Text segment:
Starring Santo, Wolf Ruvinskis, El Nazi, Beny Galán, Ham Lee, Eduardo Bonada, Antonio Montoro, Maura Monti, Eva Norvind, Belinda Corel, Manuel Zozaya
Directed By Alfredo B. Crevenna
It’s been a few months since we last followed our pal Santo, The Man in the Silver Mask on another lucha libre fightin’, convertible cruisin’ adventure down those mean streets of Mexico. While Santo vs. the Martian Invasion doesn’t reach the bizarre, hair-raising spectacle of Santo and Blue Demon vs. the Monsters, it comes pretty damn close. It is fairly faithful to the traditional formula as far as these films go, with its steady stream of ambushes and ridiculous scenarios to coax the bad guys into the ring. But this is Santo we’re dealing with here, and you probably wouldn’t be interested if things were any different.
The Martian invasion of the film’s title isn’t so much an invasion as it is a loose get-together. The Invaders are a paltry group of four shirtless guys decked out in silver capes and screaming-blonde Fabio wigs and four curvy Latina sex-bombs in matching silver corsages. Driven by their extraterrestrial Marxist agenda and out of fear of mankind’s tinkering with the atomic bomb they sabotage prime-time television and broadcast their commands for human beings to make peace with one another, or face a sudden, mass disintegration by the Astral Eye.
The Astral Eye? Well I’m glad you asked. It is a blinking, plastic eyeball mounted on top of the standard-issue Martian headgear, capable of causing still-shot dissolves that fade human beings out of the image – and presumably, out of existence.
Using Mexico as its guinea pig, one of the Martians attempts to demonstrate the lethal power of the still-shot dissolve Astral Eye by making a crowded park full of happy, weekend-loving Mexicans vanish. Coincidentally, a very zen-like Santo is there spurring on a group of young wrestling enthusiasts to beat the shit out of each other while at the same time dropping his sagely message that violence is not the answer. Realizing that most of the park goers have been disintegrated, Santo proceeds to confront the Martian and after some of that good ol’ wrassalin’ action, the extraterrestrial foe begins choking and gagging uncontrollably before switching on his teleportation belt and whisking himself away to safety.
You see, as a plot device proven fact, Martians are unable to survive in Earth’s atmosphere for extended periods of time. Far from invincible, they must resort to medicinal tablets after prolonged exposure in order to maintain proper lung functionality. This will prove to be a fatal crack in the armor of the Martian Invaders as they will come to rue the day they came up against The Man in the Silver Mask.
As the weary Martian teleports back onto the ship he tells of his ass-handing epic battle with the masked warrior. Intrigued, the Martian officer now makes the capture of Santo for future biological study prime directive number one.

What you need to do:
A – Rewrite the review from "The Martian invasion of" up to and including "the Astral Eye.", replacing "silver capes" with "golden capes".
B – According to the review, what must the Martians take after prolonged exposure to Earth's atmosphere?
C – State whether each statement agrees with the review, answering yes or no and quoting the deciding words: (i) The Invaders include four shirtless men wearing silver capes. (ii) Santo vs. the Martian Invasion surpasses Santo and Blue Demon vs. the Monsters as a bizarre spectacle. (iii) The Martian officer orders that Santo be killed on sight.
Rely solely on the review above.

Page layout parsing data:
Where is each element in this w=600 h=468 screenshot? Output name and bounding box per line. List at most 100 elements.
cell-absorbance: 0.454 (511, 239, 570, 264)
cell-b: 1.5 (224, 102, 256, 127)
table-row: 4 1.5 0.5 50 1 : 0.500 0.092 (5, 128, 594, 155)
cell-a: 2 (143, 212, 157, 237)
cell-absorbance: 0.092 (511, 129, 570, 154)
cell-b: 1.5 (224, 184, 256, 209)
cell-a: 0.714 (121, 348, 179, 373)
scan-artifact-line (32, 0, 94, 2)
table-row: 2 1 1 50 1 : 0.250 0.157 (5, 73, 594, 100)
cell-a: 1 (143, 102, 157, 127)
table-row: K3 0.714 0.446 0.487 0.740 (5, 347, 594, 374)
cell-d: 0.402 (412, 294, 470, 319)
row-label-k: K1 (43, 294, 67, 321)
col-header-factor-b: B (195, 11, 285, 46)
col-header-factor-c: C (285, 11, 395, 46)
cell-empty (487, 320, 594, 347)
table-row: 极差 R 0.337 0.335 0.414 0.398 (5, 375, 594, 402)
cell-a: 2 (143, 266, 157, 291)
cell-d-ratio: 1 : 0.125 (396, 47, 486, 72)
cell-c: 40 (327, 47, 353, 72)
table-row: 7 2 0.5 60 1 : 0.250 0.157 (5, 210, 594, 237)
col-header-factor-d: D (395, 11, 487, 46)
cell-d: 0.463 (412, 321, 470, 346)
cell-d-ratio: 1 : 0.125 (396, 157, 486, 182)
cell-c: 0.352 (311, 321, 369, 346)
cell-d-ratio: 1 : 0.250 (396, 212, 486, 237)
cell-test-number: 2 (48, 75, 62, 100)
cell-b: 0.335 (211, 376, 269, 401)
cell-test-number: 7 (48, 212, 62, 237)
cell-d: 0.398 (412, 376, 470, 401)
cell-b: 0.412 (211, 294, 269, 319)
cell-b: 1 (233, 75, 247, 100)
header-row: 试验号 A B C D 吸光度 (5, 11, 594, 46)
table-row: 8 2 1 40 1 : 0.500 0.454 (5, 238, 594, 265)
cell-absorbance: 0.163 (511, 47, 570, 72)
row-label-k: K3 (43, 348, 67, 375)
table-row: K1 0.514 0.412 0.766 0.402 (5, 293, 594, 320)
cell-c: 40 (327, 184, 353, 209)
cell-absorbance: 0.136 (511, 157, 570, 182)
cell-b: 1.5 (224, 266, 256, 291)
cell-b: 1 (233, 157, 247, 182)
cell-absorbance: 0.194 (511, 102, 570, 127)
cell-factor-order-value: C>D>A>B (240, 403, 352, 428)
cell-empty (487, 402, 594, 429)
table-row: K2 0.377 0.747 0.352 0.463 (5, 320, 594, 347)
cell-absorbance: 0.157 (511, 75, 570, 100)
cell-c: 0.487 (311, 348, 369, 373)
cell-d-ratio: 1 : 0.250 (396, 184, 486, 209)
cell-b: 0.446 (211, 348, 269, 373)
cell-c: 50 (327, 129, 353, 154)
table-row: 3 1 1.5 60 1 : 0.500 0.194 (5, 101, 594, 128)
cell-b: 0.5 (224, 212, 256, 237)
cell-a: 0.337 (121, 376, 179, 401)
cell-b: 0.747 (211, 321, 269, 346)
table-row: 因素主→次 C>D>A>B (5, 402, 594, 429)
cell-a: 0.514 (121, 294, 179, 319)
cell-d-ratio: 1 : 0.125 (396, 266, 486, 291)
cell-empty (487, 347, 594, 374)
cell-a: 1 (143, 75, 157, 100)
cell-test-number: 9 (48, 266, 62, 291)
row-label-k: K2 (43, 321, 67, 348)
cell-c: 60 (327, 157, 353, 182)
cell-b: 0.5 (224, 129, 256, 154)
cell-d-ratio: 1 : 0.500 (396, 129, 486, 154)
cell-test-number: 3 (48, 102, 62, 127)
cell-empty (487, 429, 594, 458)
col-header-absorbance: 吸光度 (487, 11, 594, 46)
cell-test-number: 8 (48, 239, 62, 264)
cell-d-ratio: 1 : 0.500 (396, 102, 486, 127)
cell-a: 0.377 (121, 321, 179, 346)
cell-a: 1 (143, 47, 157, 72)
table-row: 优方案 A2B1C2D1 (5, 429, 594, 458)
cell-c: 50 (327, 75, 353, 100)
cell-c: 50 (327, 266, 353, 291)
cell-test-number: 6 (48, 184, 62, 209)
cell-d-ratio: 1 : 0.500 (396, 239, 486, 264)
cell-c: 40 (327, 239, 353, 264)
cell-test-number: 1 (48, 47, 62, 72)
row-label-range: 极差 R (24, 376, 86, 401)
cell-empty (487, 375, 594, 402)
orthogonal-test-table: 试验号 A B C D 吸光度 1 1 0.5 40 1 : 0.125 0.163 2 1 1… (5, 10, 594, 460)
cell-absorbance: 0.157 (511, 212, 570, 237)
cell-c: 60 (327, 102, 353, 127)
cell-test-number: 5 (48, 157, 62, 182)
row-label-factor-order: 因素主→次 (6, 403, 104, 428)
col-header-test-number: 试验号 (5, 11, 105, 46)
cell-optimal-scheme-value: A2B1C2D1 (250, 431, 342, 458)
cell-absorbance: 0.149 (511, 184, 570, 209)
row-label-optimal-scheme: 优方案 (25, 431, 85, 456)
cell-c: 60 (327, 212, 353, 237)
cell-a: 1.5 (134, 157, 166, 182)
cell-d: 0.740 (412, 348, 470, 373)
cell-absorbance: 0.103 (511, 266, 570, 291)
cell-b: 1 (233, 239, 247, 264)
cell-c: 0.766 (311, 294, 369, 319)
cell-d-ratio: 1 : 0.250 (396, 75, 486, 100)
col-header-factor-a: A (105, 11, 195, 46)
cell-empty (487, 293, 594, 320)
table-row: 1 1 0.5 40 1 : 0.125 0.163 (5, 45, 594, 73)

Task-by-task outputs:
A –
The Martian invasion of the film’s title isn’t so much an invasion as it is a loose get-together. The Invaders are a paltry group of four shirtless guys decked out in golden capes and screaming-blonde Fabio wigs and four curvy Latina sex-bombs in matching silver corsages. Driven by their extraterrestrial Marxist agenda and out of fear of mankind’s tinkering with the atomic bomb they sabotage prime-time television and broadcast their commands for human beings to make peace with one another, or face a sudden, mass disintegration by the Astral Eye.

B – Medicinal tablets, in order to maintain proper lung functionality.

C –
(i) Yes: "a paltry group of four shirtless guys decked out in silver capes"
(ii) No: "doesn’t reach the bizarre, hair-raising spectacle of Santo and Blue Demon vs. the Monsters"
(iii) No: "makes the capture of Santo for future biological study prime directive number one"